— Start —
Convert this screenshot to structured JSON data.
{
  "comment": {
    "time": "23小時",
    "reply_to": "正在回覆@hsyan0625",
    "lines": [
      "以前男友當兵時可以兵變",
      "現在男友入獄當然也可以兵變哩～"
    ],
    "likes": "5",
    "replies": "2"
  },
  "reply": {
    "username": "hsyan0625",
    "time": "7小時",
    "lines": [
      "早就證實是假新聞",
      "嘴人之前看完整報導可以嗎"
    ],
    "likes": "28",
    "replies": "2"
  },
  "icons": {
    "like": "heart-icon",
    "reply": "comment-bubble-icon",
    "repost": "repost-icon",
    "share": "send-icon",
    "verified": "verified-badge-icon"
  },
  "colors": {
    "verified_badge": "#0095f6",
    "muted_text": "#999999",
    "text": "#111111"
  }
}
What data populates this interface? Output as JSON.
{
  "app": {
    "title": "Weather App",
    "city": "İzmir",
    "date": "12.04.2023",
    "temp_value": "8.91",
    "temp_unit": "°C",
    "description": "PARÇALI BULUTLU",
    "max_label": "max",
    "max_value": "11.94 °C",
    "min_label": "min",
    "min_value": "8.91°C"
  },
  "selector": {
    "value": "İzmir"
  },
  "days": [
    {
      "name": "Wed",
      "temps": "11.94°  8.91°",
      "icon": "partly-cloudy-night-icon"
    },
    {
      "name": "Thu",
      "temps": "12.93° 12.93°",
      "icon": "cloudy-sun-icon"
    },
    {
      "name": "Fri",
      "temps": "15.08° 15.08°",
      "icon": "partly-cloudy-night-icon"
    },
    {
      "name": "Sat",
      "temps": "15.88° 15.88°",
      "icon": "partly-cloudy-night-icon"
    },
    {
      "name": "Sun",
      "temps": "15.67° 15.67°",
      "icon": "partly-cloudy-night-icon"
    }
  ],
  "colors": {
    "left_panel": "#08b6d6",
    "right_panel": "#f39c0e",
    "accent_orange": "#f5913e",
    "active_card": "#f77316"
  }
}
— End —
→ Instruction
Write out every line of the material again, exactly as it reads.

→ Task response
Convert this screenshot to structured JSON data.
{
  "comment": {
    "time": "23小時",
    "reply_to": "正在回覆@hsyan0625",
    "lines": [
      "以前男友當兵時可以兵變",
      "現在男友入獄當然也可以兵變哩～"
    ],
    "likes": "5",
    "replies": "2"
  },
  "reply": {
    "username": "hsyan0625",
    "time": "7小時",
    "lines": [
      "早就證實是假新聞",
      "嘴人之前看完整報導可以嗎"
    ],
    "likes": "28",
    "replies": "2"
  },
  "icons": {
    "like": "heart-icon",
    "reply": "comment-bubble-icon",
    "repost": "repost-icon",
    "share": "send-icon",
    "verified": "verified-badge-icon"
  },
  "colors": {
    "verified_badge": "#0095f6",
    "muted_text": "#999999",
    "text": "#111111"
  }
}
What data populates this interface? Output as JSON.
{
  "app": {
    "title": "Weather App",
    "city": "İzmir",
    "date": "12.04.2023",
    "temp_value": "8.91",
    "temp_unit": "°C",
    "description": "PARÇALI BULUTLU",
    "max_label": "max",
    "max_value": "11.94 °C",
    "min_label": "min",
    "min_value": "8.91°C"
  },
  "selector": {
    "value": "İzmir"
  },
  "days": [
    {
      "name": "Wed",
      "temps": "11.94°  8.91°",
      "icon": "partly-cloudy-night-icon"
    },
    {
      "name": "Thu",
      "temps": "12.93° 12.93°",
      "icon": "cloudy-sun-icon"
    },
    {
      "name": "Fri",
      "temps": "15.08° 15.08°",
      "icon": "partly-cloudy-night-icon"
    },
    {
      "name": "Sat",
      "temps": "15.88° 15.88°",
      "icon": "partly-cloudy-night-icon"
    },
    {
      "name": "Sun",
      "temps": "15.67° 15.67°",
      "icon": "partly-cloudy-night-icon"
    }
  ],
  "colors": {
    "left_panel": "#08b6d6",
    "right_panel": "#f39c0e",
    "accent_orange": "#f5913e",
    "active_card": "#f77316"
  }
}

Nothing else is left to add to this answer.